GIVEN REQUEST: Identify and copy all lines of the material where the string "Competely" is found.

DATA TO USE:

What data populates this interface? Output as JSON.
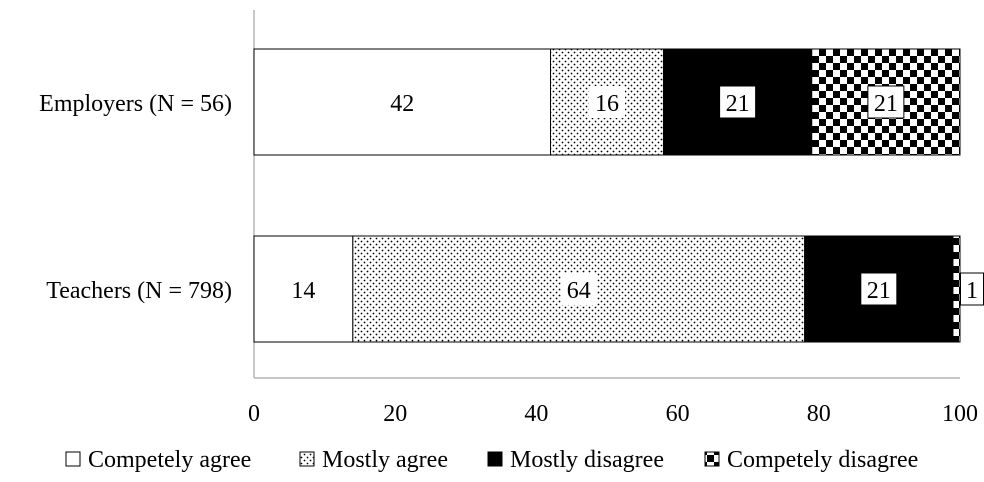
{
  "chart_data": {
    "type": "bar",
    "orientation": "horizontal",
    "stacked": true,
    "categories": [
      "Employers (N = 56)",
      "Teachers (N = 798)"
    ],
    "series": [
      {
        "name": "Competely agree",
        "values": [
          42,
          14
        ],
        "pattern": "plain",
        "color": "#ffffff"
      },
      {
        "name": "Mostly agree",
        "values": [
          16,
          64
        ],
        "pattern": "dots",
        "color": "#ffffff"
      },
      {
        "name": "Mostly disagree",
        "values": [
          21,
          21
        ],
        "pattern": "solid",
        "color": "#000000"
      },
      {
        "name": "Competely disagree",
        "values": [
          21,
          1
        ],
        "pattern": "checker",
        "color": "#000000"
      }
    ],
    "data_labels": [
      [
        "42",
        "16",
        "21",
        "21"
      ],
      [
        "14",
        "64",
        "21",
        "1"
      ]
    ],
    "x_ticks": [
      "0",
      "20",
      "40",
      "60",
      "80",
      "100"
    ],
    "xlim": [
      0,
      100
    ],
    "grid": false,
    "legend_position": "bottom",
    "title": "",
    "xlabel": "",
    "ylabel": ""
  }
}
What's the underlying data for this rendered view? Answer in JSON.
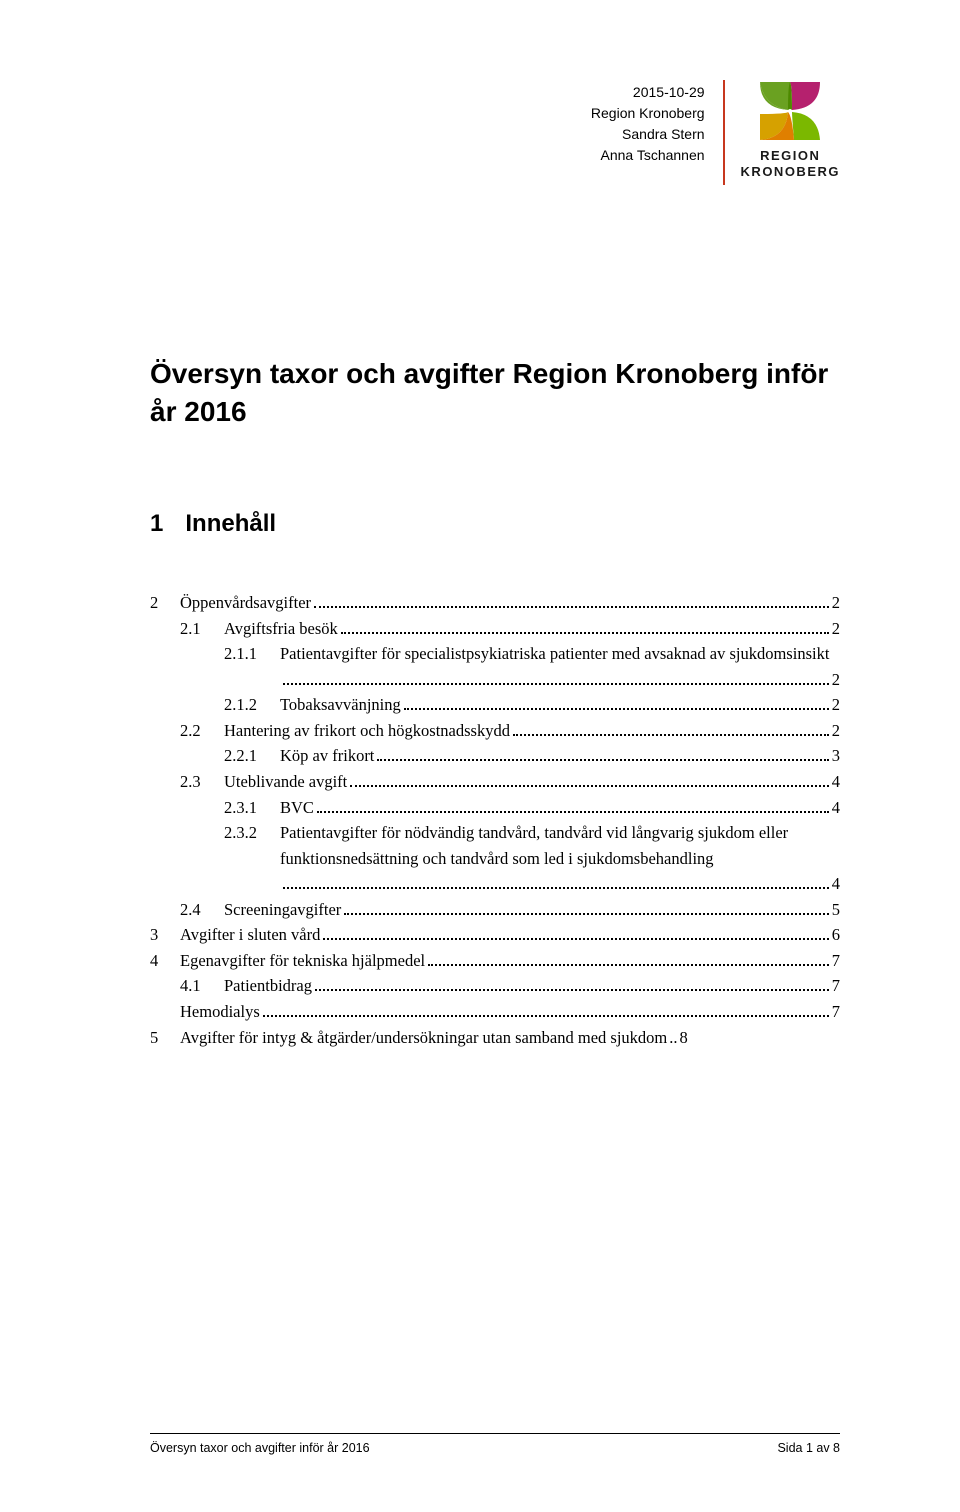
{
  "colors": {
    "divider": "#c7381f",
    "text": "#000000",
    "background": "#ffffff",
    "logo_top_right": "#b5216e",
    "logo_top_left": "#6aa121",
    "logo_bottom_left": "#d6a100",
    "logo_bottom_right": "#7bb800",
    "logo_center": "#e07f00"
  },
  "header": {
    "date": "2015-10-29",
    "org": "Region Kronoberg",
    "author1": "Sandra Stern",
    "author2": "Anna Tschannen",
    "logo_line1": "REGION",
    "logo_line2": "KRONOBERG"
  },
  "title": "Översyn taxor och avgifter Region Kronoberg inför år 2016",
  "section": {
    "num": "1",
    "label": "Innehåll"
  },
  "toc": [
    {
      "level": 0,
      "num": "2",
      "label": "Öppenvårdsavgifter",
      "page": "2"
    },
    {
      "level": 1,
      "num": "2.1",
      "label": "Avgiftsfria besök",
      "page": "2"
    },
    {
      "level": 2,
      "num": "2.1.1",
      "label": "Patientavgifter för specialistpsykiatriska patienter med avsaknad av sjukdomsinsikt",
      "page": "2",
      "wrap": true
    },
    {
      "level": 2,
      "num": "2.1.2",
      "label": "Tobaksavvänjning",
      "page": "2"
    },
    {
      "level": 1,
      "num": "2.2",
      "label": "Hantering av frikort och högkostnadsskydd",
      "page": "2"
    },
    {
      "level": 2,
      "num": "2.2.1",
      "label": "Köp av frikort",
      "page": "3"
    },
    {
      "level": 1,
      "num": "2.3",
      "label": "Uteblivande avgift",
      "page": "4"
    },
    {
      "level": 2,
      "num": "2.3.1",
      "label": "BVC",
      "page": "4"
    },
    {
      "level": 2,
      "num": "2.3.2",
      "label": "Patientavgifter för nödvändig tandvård, tandvård vid långvarig sjukdom eller funktionsnedsättning och tandvård som led i sjukdomsbehandling",
      "page": "4",
      "wrap": true
    },
    {
      "level": 1,
      "num": "2.4",
      "label": "Screeningavgifter",
      "page": "5"
    },
    {
      "level": 0,
      "num": "3",
      "label": "Avgifter i sluten vård",
      "page": "6"
    },
    {
      "level": 0,
      "num": "4",
      "label": "Egenavgifter för tekniska hjälpmedel",
      "page": "7"
    },
    {
      "level": 1,
      "num": "4.1",
      "label": "Patientbidrag",
      "page": "7"
    },
    {
      "level": 0,
      "num": "",
      "label": "Hemodialys",
      "page": "7"
    },
    {
      "level": 0,
      "num": "5",
      "label": "Avgifter för intyg & åtgärder/undersökningar utan samband med sjukdom",
      "page": "8",
      "nodots": true
    }
  ],
  "footer": {
    "left": "Översyn taxor och avgifter inför år 2016",
    "right": "Sida 1 av 8"
  }
}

EXERCISE SOLUTION:
        "name": "Competely agree",
        "name": "Competely disagree",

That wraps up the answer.